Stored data
----------------
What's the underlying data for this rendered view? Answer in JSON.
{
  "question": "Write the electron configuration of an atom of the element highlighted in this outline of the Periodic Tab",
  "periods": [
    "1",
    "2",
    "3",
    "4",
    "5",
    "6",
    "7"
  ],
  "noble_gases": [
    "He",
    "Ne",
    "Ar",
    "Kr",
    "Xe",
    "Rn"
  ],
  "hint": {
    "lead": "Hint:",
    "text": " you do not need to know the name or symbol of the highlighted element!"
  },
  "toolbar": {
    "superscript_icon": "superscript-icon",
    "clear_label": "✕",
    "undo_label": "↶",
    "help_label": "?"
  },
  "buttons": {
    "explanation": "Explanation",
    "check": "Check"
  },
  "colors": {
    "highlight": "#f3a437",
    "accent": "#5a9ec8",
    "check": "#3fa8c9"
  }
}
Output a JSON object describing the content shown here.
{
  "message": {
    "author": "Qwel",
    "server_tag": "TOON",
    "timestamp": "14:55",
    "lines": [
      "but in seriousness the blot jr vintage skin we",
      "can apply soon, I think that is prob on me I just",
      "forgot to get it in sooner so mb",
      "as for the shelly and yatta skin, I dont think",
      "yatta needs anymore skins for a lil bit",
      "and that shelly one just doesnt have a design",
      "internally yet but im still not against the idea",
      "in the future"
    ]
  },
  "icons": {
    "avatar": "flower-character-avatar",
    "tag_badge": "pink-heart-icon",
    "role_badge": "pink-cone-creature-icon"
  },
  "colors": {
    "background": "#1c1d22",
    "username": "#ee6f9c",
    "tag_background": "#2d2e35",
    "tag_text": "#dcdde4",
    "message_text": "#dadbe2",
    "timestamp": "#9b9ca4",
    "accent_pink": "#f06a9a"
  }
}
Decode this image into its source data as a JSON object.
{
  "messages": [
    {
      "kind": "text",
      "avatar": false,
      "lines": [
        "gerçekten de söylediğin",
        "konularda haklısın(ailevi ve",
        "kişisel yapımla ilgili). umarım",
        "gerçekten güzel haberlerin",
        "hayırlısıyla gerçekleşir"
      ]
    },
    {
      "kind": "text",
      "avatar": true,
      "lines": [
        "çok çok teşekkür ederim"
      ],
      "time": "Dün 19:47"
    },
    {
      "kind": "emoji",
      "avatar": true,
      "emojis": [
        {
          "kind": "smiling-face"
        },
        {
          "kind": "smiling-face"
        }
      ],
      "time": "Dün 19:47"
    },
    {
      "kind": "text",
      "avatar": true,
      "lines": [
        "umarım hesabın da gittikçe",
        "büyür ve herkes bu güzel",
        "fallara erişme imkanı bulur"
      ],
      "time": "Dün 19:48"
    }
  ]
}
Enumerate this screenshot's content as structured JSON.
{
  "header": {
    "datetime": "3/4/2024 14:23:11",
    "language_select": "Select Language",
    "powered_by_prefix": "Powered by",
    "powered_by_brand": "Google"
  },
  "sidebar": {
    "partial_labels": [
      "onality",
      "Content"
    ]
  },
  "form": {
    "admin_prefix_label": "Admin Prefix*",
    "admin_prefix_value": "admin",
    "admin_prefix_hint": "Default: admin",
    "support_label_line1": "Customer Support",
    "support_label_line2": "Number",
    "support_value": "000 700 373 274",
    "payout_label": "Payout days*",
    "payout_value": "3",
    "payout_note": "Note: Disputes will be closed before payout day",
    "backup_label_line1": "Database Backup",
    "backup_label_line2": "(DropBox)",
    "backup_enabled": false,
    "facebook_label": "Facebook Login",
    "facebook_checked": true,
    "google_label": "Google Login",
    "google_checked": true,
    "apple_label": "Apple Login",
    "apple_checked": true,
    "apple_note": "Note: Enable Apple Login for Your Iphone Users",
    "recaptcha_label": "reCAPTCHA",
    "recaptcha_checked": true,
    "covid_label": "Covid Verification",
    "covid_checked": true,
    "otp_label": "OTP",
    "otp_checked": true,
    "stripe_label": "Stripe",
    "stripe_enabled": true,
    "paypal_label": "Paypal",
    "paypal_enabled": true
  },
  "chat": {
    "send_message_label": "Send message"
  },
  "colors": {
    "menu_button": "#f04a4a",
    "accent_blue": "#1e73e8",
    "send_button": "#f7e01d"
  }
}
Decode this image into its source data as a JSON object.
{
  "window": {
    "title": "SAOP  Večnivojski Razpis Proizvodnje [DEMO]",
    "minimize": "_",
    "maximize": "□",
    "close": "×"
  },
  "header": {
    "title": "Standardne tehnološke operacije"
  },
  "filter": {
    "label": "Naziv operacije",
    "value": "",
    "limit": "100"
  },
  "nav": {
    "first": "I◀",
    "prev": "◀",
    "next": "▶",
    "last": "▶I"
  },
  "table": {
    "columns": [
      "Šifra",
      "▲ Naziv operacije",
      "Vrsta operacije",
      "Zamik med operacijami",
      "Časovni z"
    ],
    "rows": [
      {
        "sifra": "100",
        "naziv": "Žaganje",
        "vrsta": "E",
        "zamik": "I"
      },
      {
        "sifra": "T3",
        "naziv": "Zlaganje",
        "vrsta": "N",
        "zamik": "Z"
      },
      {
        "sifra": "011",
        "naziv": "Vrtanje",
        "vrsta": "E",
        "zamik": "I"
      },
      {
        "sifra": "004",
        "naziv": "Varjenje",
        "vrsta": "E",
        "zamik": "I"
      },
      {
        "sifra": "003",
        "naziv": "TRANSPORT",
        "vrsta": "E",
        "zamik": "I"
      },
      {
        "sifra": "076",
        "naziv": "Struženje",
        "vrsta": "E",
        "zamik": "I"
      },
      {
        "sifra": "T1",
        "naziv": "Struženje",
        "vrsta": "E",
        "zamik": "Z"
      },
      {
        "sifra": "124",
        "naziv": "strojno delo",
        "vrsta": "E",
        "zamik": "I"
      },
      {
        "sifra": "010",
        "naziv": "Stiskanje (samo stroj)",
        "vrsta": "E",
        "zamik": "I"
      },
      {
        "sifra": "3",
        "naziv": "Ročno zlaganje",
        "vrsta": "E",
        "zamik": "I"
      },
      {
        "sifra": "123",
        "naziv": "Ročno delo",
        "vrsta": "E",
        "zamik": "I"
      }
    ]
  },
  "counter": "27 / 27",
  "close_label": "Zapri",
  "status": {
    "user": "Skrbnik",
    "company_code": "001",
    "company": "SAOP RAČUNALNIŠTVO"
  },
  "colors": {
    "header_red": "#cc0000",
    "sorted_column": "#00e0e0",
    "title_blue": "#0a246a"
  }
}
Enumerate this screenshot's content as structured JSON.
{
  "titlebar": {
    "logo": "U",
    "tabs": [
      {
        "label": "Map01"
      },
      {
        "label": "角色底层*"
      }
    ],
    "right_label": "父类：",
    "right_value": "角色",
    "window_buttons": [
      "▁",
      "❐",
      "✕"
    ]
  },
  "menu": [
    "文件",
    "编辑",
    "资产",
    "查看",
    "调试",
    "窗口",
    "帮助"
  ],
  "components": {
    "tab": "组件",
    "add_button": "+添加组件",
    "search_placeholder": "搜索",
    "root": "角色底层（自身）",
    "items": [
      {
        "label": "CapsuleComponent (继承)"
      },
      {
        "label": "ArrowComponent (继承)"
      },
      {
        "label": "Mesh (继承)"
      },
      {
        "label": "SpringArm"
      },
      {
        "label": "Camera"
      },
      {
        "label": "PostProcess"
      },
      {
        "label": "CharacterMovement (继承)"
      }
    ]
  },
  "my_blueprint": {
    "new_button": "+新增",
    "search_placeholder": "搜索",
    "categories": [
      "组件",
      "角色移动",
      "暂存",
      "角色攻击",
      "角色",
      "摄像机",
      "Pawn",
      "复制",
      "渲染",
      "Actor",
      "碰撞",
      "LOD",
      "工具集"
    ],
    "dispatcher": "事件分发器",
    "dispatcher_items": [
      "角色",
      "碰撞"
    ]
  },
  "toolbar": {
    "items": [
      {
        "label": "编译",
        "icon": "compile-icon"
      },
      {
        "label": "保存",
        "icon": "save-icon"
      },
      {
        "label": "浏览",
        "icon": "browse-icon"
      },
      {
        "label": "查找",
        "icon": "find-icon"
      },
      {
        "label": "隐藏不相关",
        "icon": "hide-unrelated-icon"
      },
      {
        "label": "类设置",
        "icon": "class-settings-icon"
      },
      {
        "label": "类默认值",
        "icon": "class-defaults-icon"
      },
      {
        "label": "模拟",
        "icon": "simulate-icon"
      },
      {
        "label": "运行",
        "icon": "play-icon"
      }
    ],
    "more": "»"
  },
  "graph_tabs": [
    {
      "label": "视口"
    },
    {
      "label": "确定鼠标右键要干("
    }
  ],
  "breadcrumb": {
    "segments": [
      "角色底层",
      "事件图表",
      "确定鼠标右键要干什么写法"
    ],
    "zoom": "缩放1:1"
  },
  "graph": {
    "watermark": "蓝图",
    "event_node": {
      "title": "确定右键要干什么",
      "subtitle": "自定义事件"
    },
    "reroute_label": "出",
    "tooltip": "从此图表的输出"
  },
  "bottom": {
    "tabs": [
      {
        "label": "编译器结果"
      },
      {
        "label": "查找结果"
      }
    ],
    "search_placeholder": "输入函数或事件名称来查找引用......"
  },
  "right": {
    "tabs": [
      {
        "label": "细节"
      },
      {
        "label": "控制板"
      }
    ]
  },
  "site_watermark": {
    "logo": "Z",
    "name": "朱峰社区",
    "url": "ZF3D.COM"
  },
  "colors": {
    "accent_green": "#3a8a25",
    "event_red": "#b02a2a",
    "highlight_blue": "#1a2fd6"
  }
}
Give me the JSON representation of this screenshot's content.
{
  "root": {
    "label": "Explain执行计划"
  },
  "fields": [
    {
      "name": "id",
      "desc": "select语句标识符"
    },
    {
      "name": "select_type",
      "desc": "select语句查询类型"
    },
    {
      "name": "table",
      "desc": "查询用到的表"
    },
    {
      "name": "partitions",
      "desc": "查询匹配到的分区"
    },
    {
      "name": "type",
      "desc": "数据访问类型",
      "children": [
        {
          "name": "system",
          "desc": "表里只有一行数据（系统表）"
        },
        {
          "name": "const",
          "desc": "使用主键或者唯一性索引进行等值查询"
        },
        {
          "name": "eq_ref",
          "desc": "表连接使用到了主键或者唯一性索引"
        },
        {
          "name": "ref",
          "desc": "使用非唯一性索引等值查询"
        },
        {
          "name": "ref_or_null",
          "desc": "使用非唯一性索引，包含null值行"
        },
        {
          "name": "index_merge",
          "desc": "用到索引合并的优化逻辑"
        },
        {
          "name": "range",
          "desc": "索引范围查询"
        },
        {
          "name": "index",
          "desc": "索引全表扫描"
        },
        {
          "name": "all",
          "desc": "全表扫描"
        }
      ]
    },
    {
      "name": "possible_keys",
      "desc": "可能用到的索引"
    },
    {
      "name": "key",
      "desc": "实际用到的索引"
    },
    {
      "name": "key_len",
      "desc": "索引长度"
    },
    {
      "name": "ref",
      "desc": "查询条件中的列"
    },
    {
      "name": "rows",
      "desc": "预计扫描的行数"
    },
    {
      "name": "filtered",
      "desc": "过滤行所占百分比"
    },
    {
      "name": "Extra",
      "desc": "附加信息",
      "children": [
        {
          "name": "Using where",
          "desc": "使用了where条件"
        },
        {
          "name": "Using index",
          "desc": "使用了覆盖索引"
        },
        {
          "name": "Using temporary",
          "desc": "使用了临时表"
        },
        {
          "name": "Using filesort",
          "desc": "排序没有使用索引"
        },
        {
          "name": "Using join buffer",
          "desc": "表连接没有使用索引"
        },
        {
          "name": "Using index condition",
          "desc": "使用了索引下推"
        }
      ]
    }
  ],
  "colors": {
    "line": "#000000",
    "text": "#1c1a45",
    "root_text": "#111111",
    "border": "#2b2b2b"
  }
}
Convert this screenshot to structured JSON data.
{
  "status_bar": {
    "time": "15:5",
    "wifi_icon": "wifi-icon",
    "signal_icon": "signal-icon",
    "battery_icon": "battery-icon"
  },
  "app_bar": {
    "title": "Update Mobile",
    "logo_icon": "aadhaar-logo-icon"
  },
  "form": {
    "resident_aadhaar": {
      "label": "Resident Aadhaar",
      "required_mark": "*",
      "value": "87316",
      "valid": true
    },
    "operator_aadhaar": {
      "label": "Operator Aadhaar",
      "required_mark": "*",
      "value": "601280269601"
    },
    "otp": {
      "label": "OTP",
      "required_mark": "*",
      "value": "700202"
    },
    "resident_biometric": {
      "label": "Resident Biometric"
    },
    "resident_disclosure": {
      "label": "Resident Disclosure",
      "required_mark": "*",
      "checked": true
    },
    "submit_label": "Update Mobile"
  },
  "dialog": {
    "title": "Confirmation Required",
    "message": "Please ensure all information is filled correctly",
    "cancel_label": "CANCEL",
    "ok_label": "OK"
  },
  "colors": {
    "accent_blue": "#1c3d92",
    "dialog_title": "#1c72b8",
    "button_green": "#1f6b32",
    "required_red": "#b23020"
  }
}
----------------
TASK PROMPT ▸ Write only the number of lines in the data above that include "Mobile".

EXERCISE OUTPUT ▸ 2